Extracted data entries

*****

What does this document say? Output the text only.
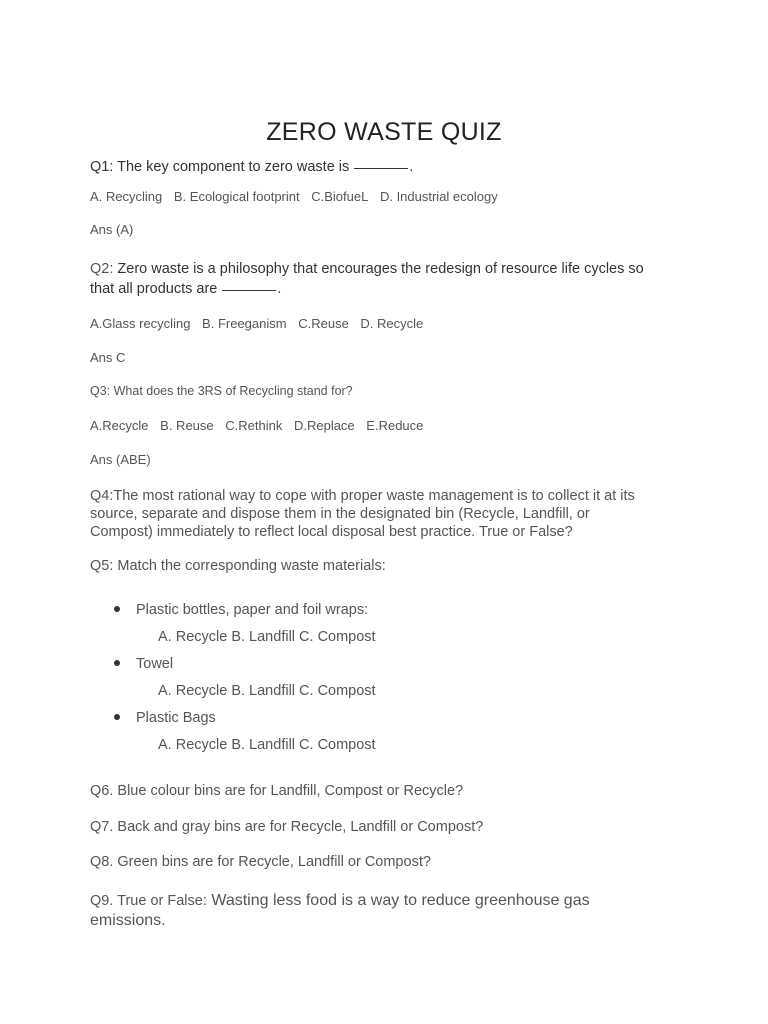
ZERO WASTE QUIZ
Q1: The key component to zero waste is	.
A. Recycling B. Ecological footprint C.BiofueL D. Industrial ecology
Ans (A)
Q2: Zero waste is a philosophy that encourages the redesign of resource life cycles so
that all products are	.
A.Glass recycling B. Freeganism C.Reuse D. Recycle
Ans C
Q3: What does the 3RS of Recycling stand for?
A.Recycle B. Reuse C.Rethink D.Replace E.Reduce
Ans (ABE)
Q4:The most rational way to cope with proper waste management is to collect it at its
source, separate and dispose them in the designated bin (Recycle, Landfill, or
Compost) immediately to reflect local disposal best practice. True or False?
Q5: Match the corresponding waste materials:
Plastic bottles, paper and foil wraps:
A. Recycle B. Landfill C. Compost
Towel
A. Recycle B. Landfill C. Compost
Plastic Bags
A. Recycle B. Landfill C. Compost
Q6. Blue colour bins are for Landfill, Compost or Recycle?
Q7. Back and gray bins are for Recycle, Landfill or Compost?
Q8. Green bins are for Recycle, Landfill or Compost?
Q9. True or False: Wasting less food is a way to reduce greenhouse gas
emissions.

*****

Instruction: Reproduce every record word for word. The copy must contain no pictures.

Output:
What does this document say? Output the text only.
ZERO WASTE QUIZ
Q1: The key component to zero waste is	.
A. Recycling B. Ecological footprint C.BiofueL D. Industrial ecology
Ans (A)
Q2: Zero waste is a philosophy that encourages the redesign of resource life cycles so
that all products are	.
A.Glass recycling B. Freeganism C.Reuse D. Recycle
Ans C
Q3: What does the 3RS of Recycling stand for?
A.Recycle B. Reuse C.Rethink D.Replace E.Reduce
Ans (ABE)
Q4:The most rational way to cope with proper waste management is to collect it at its
source, separate and dispose them in the designated bin (Recycle, Landfill, or
Compost) immediately to reflect local disposal best practice. True or False?
Q5: Match the corresponding waste materials:
Plastic bottles, paper and foil wraps:
A. Recycle B. Landfill C. Compost
Towel
A. Recycle B. Landfill C. Compost
Plastic Bags
A. Recycle B. Landfill C. Compost
Q6. Blue colour bins are for Landfill, Compost or Recycle?
Q7. Back and gray bins are for Recycle, Landfill or Compost?
Q8. Green bins are for Recycle, Landfill or Compost?
Q9. True or False: Wasting less food is a way to reduce greenhouse gas
emissions.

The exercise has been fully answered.